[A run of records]
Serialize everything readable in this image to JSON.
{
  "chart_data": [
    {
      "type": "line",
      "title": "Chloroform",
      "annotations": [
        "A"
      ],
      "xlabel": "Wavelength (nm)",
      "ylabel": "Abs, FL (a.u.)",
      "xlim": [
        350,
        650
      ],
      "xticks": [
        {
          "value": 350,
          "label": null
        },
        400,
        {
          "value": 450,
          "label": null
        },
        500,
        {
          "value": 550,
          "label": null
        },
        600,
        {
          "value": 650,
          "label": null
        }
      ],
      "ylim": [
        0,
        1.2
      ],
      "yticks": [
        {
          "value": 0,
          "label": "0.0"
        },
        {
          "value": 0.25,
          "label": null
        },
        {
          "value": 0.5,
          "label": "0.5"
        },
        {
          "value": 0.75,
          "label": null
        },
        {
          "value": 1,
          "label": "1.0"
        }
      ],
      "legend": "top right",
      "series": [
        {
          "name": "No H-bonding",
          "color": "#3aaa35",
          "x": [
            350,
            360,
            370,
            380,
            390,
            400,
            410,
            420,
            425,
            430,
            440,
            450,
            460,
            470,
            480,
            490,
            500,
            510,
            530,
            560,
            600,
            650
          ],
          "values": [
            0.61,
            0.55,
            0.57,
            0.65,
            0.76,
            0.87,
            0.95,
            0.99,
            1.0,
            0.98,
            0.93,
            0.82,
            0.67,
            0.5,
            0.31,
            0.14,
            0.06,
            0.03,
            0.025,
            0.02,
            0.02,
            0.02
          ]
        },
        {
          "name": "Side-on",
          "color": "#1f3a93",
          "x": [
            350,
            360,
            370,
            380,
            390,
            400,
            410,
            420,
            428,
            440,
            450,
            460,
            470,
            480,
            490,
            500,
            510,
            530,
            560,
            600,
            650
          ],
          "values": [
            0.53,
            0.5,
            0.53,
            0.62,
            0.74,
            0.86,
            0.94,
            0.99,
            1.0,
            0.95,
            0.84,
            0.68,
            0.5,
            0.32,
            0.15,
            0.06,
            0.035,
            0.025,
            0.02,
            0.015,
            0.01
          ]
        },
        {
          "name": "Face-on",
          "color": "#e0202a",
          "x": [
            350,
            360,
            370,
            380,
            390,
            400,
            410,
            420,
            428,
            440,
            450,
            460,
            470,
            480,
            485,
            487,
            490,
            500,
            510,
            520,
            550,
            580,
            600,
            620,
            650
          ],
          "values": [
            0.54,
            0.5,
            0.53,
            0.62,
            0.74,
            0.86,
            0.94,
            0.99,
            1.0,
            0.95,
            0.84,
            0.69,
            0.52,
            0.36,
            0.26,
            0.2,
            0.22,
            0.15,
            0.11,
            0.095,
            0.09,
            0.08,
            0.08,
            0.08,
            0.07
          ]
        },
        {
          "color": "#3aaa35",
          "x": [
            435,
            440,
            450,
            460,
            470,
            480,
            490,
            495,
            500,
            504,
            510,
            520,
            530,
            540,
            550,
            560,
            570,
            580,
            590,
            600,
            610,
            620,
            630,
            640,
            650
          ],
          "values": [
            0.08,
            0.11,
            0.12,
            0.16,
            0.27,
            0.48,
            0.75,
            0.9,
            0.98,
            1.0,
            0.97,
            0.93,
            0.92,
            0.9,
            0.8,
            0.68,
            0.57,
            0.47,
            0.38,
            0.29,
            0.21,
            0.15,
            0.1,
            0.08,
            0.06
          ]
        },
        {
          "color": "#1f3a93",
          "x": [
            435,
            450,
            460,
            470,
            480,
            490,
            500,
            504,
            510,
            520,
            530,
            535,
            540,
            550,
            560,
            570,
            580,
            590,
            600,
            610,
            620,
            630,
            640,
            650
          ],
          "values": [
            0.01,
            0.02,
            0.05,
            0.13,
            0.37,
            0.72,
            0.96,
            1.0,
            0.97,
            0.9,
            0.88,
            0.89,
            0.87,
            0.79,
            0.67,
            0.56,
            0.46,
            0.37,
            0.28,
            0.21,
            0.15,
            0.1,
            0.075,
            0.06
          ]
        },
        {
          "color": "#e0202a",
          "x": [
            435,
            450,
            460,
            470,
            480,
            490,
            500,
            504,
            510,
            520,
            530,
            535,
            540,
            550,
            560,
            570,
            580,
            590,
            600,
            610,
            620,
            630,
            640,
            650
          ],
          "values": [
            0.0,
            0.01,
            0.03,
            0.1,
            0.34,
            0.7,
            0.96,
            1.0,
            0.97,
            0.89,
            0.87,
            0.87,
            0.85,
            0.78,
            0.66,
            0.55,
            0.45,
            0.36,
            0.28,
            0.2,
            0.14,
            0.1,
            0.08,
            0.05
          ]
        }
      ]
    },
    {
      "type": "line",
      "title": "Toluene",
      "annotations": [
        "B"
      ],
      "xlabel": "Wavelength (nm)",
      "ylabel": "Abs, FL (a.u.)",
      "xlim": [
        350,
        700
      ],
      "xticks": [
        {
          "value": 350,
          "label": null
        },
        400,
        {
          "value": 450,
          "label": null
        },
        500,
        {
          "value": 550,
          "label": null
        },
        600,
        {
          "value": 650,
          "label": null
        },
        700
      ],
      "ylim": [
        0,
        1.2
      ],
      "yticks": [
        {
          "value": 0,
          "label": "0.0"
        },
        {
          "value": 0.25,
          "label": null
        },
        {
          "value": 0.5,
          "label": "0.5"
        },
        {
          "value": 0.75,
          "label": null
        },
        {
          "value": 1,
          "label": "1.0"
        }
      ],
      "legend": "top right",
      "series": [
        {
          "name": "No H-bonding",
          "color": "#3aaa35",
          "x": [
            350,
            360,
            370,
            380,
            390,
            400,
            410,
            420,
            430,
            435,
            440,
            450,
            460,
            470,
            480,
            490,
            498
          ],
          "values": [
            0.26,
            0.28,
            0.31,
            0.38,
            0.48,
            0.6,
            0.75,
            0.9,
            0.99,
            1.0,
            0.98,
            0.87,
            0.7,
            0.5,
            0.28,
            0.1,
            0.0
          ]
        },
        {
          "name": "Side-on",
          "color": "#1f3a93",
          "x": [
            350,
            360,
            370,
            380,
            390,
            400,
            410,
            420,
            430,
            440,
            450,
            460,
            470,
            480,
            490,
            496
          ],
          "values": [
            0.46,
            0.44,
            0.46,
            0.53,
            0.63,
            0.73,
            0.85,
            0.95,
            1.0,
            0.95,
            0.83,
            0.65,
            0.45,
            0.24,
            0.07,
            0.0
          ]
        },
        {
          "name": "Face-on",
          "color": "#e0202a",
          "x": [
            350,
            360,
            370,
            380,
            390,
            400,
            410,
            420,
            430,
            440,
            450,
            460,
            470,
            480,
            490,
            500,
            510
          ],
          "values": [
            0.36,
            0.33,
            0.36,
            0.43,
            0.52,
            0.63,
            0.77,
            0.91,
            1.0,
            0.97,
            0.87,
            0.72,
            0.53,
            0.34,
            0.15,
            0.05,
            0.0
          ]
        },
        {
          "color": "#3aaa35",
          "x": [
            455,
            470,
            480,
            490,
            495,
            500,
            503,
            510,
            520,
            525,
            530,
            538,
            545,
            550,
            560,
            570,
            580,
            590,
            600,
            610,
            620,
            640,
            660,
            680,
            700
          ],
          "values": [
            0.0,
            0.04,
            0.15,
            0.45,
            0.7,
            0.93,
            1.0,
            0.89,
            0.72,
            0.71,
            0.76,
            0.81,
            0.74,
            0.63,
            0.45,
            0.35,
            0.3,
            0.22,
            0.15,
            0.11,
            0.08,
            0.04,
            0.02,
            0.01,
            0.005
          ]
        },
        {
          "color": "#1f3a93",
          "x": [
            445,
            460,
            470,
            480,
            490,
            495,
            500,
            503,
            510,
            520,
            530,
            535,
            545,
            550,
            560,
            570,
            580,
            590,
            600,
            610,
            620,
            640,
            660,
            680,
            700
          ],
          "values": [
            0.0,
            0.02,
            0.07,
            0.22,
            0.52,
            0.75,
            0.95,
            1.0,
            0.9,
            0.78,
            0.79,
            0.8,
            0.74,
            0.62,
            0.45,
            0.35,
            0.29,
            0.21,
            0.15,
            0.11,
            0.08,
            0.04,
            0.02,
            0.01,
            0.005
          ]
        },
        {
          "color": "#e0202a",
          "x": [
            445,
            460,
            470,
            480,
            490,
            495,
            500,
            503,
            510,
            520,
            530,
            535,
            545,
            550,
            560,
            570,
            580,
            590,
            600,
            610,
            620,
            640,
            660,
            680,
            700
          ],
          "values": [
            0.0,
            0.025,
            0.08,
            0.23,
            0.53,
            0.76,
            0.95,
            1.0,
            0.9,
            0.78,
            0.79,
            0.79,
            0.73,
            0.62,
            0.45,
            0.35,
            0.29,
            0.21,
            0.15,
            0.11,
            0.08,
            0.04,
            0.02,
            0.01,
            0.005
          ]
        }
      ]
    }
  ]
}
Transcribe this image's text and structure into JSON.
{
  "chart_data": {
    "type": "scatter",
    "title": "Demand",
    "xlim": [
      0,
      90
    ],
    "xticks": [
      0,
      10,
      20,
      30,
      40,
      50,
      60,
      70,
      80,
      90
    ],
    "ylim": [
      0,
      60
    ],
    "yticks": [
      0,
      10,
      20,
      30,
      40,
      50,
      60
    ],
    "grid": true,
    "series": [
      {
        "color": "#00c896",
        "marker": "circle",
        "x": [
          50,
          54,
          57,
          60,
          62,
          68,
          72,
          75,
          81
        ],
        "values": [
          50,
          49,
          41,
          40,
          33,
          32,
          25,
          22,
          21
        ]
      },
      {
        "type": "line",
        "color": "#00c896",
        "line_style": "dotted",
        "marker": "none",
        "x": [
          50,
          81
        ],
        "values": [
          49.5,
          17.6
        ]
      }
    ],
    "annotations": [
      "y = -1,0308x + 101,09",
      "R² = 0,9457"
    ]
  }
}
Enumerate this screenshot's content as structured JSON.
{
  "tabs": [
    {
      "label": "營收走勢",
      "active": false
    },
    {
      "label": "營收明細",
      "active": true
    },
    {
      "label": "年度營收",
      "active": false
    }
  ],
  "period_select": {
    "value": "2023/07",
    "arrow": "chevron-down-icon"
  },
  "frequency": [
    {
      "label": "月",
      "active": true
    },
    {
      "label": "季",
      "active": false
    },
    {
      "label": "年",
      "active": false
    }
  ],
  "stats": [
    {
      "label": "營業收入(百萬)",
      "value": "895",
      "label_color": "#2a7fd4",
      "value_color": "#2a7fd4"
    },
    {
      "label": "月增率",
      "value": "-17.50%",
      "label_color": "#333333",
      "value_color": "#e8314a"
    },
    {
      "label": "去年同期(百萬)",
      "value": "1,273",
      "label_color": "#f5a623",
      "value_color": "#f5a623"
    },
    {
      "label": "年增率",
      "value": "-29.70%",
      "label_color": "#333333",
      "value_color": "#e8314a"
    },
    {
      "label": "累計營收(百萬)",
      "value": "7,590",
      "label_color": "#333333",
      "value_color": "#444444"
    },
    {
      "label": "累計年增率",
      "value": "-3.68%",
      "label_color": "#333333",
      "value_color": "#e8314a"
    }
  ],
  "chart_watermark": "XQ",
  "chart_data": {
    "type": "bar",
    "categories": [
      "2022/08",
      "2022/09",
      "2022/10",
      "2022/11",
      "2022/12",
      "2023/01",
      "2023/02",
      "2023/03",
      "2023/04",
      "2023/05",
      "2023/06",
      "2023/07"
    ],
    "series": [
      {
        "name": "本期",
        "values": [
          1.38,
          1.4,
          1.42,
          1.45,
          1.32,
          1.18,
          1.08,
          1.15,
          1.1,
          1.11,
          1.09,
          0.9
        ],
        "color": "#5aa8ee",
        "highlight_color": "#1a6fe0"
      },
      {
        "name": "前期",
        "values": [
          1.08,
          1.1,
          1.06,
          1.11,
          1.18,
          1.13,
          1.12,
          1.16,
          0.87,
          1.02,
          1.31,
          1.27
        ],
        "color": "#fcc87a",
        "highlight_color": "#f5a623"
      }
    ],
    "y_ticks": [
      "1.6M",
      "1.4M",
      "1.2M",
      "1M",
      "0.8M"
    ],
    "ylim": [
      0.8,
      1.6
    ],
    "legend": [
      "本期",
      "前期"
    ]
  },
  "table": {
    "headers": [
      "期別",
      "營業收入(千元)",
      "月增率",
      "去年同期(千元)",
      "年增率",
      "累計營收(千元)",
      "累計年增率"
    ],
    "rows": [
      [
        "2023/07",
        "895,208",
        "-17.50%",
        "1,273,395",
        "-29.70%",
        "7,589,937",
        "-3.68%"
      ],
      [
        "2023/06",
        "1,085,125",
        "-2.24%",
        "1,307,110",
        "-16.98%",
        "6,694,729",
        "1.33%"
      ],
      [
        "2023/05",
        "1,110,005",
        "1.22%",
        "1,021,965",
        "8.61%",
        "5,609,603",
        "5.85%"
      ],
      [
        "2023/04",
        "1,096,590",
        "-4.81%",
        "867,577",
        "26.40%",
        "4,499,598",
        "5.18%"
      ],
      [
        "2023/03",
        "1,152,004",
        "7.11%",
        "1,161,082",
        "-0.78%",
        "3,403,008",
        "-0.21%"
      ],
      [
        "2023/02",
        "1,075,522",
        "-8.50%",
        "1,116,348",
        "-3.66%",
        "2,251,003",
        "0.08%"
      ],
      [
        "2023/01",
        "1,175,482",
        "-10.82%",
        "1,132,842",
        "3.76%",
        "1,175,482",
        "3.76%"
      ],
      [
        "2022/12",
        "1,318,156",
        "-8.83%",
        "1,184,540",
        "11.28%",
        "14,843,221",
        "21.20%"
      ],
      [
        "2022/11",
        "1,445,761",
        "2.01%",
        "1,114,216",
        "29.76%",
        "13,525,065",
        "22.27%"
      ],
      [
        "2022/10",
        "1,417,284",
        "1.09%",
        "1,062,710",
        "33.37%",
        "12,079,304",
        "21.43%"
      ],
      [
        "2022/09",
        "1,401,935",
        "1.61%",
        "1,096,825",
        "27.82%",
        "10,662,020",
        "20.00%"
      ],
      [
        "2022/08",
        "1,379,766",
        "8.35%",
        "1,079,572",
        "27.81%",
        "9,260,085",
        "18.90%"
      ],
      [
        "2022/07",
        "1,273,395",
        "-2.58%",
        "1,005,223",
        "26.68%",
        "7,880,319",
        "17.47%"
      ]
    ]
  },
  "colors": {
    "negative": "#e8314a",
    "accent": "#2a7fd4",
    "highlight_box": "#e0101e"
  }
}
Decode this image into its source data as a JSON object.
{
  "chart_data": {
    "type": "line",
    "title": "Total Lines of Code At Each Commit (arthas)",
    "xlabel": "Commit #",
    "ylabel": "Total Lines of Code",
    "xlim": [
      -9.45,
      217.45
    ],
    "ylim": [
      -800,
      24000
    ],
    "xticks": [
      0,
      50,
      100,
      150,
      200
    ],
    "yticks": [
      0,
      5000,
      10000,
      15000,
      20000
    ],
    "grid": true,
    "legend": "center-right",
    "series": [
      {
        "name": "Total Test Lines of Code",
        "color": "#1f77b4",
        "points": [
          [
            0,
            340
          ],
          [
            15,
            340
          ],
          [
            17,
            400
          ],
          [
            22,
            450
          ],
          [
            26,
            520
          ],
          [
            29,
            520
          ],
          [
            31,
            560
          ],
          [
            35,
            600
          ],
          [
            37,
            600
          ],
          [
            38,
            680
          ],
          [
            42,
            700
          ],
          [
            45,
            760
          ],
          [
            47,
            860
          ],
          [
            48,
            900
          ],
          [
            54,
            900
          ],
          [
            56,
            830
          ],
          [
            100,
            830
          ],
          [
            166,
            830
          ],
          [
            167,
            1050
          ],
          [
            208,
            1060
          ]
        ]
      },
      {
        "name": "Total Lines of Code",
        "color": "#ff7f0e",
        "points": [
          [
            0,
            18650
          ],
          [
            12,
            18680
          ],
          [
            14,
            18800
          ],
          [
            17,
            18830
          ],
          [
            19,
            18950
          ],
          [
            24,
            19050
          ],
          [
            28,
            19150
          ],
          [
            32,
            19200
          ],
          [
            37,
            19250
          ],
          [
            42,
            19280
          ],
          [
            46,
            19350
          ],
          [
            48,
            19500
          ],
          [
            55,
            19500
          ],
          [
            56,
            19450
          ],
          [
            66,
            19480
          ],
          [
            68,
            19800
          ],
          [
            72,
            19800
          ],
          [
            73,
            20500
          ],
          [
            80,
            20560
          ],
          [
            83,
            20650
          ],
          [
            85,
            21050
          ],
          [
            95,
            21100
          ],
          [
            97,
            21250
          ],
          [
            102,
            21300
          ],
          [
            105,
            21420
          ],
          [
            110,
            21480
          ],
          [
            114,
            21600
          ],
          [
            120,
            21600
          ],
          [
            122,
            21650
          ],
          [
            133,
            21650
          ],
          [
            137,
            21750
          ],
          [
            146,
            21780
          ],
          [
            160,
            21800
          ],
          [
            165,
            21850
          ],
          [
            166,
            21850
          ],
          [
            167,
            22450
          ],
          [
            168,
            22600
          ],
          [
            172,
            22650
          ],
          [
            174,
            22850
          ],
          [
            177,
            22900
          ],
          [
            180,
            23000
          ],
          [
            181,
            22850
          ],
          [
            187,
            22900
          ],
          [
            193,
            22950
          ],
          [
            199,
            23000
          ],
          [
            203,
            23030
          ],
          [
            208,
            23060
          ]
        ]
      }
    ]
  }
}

#### [WHAT THE TASK REQUIRES]
State the number of lines in this listing that contain the string "Total", and add nothing else.

#### [REPLY TO THE EXERCISE]
4